(Data items)
· · · · ·
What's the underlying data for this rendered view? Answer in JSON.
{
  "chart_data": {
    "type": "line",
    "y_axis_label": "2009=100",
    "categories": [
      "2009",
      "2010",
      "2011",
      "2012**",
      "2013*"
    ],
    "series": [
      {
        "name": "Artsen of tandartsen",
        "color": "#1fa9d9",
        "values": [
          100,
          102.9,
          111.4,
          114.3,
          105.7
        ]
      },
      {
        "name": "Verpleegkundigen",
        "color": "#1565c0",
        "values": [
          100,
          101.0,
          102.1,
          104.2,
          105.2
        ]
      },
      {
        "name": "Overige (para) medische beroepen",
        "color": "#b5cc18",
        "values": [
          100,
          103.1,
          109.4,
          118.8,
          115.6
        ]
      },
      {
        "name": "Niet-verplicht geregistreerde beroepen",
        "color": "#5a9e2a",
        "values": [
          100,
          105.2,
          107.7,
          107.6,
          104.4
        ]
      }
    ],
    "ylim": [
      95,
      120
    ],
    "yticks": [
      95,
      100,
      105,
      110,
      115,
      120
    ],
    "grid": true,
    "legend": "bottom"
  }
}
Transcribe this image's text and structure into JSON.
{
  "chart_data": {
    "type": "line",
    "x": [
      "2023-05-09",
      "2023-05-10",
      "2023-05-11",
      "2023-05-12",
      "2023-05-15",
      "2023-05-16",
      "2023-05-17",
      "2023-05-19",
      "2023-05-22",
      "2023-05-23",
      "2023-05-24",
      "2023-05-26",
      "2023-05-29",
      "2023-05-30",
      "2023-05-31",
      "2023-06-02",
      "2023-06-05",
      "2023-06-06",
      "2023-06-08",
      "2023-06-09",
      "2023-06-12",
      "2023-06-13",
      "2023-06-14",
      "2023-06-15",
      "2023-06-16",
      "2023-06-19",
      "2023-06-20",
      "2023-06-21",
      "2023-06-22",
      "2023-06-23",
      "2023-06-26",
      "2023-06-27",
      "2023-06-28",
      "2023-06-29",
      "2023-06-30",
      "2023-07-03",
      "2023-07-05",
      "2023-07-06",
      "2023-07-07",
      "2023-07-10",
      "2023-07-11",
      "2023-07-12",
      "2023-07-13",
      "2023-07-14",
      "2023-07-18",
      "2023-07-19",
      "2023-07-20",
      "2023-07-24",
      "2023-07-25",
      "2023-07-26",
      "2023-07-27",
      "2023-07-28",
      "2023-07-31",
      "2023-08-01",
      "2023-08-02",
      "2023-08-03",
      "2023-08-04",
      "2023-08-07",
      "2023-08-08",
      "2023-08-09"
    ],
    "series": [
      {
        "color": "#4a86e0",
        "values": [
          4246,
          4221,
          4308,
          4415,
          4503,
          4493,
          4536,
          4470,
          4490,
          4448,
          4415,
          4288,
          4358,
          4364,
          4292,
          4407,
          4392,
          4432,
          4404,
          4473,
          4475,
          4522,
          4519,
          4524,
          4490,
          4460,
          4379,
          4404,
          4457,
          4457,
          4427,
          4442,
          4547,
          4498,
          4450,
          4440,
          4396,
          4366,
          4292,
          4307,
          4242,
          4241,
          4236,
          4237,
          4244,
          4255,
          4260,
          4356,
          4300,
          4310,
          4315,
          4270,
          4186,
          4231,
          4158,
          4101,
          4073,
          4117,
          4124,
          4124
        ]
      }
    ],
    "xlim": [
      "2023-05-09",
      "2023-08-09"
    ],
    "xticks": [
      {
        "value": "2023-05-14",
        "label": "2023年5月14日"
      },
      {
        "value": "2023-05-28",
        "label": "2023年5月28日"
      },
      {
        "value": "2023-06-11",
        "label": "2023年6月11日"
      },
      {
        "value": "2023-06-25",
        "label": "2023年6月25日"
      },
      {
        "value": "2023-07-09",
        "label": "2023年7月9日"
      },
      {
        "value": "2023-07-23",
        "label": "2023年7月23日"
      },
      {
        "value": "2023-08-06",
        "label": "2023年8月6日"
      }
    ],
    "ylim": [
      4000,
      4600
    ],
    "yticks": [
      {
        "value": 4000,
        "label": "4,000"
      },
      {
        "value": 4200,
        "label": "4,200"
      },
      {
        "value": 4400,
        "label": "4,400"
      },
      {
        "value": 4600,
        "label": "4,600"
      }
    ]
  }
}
· · · · ·
### EXERCISE AIM
Gather every line containing the word "color" and copy it.

### SOLUTION TO THE PROBLEM
        "color": "#1fa9d9",
        "color": "#1565c0",
        "color": "#b5cc18",
        "color": "#5a9e2a",
        "color": "#4a86e0",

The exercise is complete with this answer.